## [TEXTO PROPUESTO]
—Papá, ¿qué es el autismo? Tengo varios compañeros que lo tienen, pero no entiendo bien qué significa.
La pregunta me tomó por sorpresa. Íbamos en el auto, de regreso a casa, cuando mi hijo adolescente me miró con curiosidad. No estaba triste ni confundido, solo quería entender. Y como psiquiatra de niños y adolescentes, pero sobre todo como papá, aproveché esta oportunidad para explicarle un poco.
—Voy a intentar explicártelo como si fuese una historia…
Le conté que la mayoría de los bebés, desde muy pequeños, buscan el contacto con los demás. Sonríen, balbucean, buscan el abrazo, reaccionan al “peek-a-boo” o “a dónde se fue papá” con carcajadas. Pero hay niños y niñas que, desde muy pequeños, no muestran esas mismas señales. Parecen estar en su propio mundo. No porque no quieran estar con los demás, sino porque su forma de procesar el mundo es diferente.

## [TAREA A REALIZAR]
En el texto sobre el autismo, ¿qué profesión tiene el padre que responde a la pregunta de su hijo?

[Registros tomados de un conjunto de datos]
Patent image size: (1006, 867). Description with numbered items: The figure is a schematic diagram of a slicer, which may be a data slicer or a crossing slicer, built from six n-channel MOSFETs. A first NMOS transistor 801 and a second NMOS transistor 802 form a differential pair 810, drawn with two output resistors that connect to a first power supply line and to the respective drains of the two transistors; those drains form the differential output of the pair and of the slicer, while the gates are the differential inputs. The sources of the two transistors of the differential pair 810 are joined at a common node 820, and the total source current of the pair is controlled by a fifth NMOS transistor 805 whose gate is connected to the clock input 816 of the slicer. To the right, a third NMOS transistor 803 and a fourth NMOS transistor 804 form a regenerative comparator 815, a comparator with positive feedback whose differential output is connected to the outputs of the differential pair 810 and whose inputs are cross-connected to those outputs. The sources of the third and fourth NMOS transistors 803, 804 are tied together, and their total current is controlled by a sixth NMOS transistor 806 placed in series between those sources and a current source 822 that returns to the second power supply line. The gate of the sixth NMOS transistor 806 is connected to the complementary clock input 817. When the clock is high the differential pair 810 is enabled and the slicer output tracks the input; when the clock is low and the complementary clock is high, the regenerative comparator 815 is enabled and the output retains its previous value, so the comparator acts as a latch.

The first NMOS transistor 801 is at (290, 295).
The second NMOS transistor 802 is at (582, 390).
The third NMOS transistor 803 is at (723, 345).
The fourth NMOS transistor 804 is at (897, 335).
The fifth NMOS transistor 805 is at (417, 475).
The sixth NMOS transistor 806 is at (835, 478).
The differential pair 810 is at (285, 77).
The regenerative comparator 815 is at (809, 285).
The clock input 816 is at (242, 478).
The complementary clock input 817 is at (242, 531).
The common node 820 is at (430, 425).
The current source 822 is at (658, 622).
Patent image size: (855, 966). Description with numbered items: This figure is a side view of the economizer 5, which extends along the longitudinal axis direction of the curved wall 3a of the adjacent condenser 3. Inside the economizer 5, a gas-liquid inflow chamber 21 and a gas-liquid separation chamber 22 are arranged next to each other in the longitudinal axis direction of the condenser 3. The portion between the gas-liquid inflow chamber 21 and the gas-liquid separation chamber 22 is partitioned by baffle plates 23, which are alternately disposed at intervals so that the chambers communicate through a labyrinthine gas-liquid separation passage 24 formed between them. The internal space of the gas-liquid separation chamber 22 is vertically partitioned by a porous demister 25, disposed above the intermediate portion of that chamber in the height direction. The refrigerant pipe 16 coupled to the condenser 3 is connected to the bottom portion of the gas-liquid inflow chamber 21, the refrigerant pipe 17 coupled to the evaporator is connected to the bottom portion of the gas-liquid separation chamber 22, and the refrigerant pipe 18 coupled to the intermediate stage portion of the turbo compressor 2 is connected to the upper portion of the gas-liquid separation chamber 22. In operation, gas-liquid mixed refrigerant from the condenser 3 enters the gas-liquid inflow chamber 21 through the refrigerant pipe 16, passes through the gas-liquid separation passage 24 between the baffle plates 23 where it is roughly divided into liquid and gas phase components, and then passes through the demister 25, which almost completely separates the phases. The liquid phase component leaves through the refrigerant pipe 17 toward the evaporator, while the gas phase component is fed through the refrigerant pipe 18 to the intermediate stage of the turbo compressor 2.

## [EJERCICIO RESUELTO]
Es psiquiatra de niños y adolescentes.